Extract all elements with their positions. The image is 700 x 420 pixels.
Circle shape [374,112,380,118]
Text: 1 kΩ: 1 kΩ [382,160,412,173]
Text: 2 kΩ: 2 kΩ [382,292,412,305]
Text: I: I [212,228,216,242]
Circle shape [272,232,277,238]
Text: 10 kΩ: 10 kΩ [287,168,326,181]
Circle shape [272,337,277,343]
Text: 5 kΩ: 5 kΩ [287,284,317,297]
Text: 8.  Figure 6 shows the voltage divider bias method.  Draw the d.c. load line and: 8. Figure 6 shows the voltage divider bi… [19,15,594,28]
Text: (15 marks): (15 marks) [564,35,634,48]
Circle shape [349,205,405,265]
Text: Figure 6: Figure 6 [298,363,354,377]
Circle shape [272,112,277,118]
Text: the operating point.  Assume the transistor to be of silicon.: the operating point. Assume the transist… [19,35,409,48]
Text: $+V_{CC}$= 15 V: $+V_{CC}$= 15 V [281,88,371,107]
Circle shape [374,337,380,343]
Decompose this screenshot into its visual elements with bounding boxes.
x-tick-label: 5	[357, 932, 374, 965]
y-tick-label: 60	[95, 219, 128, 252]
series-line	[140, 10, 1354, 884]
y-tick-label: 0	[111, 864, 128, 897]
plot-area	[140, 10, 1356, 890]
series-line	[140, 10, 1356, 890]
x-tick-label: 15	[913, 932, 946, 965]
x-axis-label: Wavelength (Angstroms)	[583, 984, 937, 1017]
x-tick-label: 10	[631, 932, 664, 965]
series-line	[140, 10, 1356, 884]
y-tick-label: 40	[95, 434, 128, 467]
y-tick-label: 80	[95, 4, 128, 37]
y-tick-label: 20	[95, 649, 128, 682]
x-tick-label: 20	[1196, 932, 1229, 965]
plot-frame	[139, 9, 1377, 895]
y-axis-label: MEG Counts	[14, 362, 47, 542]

*-*-*

◆ STATED EXERCISE
Reproduce all of the items above line by line, with no changes to any character.

◆ WORKED SOLUTION
Extract all elements with their positions. The image is 700 x 420 pixels.
Circle shape [374,112,380,118]
Text: 1 kΩ: 1 kΩ [382,160,412,173]
Text: 2 kΩ: 2 kΩ [382,292,412,305]
Text: I: I [212,228,216,242]
Circle shape [272,232,277,238]
Text: 10 kΩ: 10 kΩ [287,168,326,181]
Circle shape [272,337,277,343]
Text: 5 kΩ: 5 kΩ [287,284,317,297]
Text: 8.  Figure 6 shows the voltage divider bias method.  Draw the d.c. load line and: 8. Figure 6 shows the voltage divider bi… [19,15,594,28]
Text: (15 marks): (15 marks) [564,35,634,48]
Circle shape [349,205,405,265]
Text: Figure 6: Figure 6 [298,363,354,377]
Circle shape [272,112,277,118]
Text: the operating point.  Assume the transistor to be of silicon.: the operating point. Assume the transist… [19,35,409,48]
Text: $+V_{CC}$= 15 V: $+V_{CC}$= 15 V [281,88,371,107]
Circle shape [374,337,380,343]
Decompose this screenshot into its visual elements with bounding boxes.
x-tick-label: 5	[357, 932, 374, 965]
y-tick-label: 60	[95, 219, 128, 252]
series-line	[140, 10, 1354, 884]
y-tick-label: 0	[111, 864, 128, 897]
plot-area	[140, 10, 1356, 890]
series-line	[140, 10, 1356, 890]
x-tick-label: 15	[913, 932, 946, 965]
x-axis-label: Wavelength (Angstroms)	[583, 984, 937, 1017]
x-tick-label: 10	[631, 932, 664, 965]
series-line	[140, 10, 1356, 884]
y-tick-label: 40	[95, 434, 128, 467]
y-tick-label: 80	[95, 4, 128, 37]
y-tick-label: 20	[95, 649, 128, 682]
x-tick-label: 20	[1196, 932, 1229, 965]
plot-frame	[139, 9, 1377, 895]
y-axis-label: MEG Counts	[14, 362, 47, 542]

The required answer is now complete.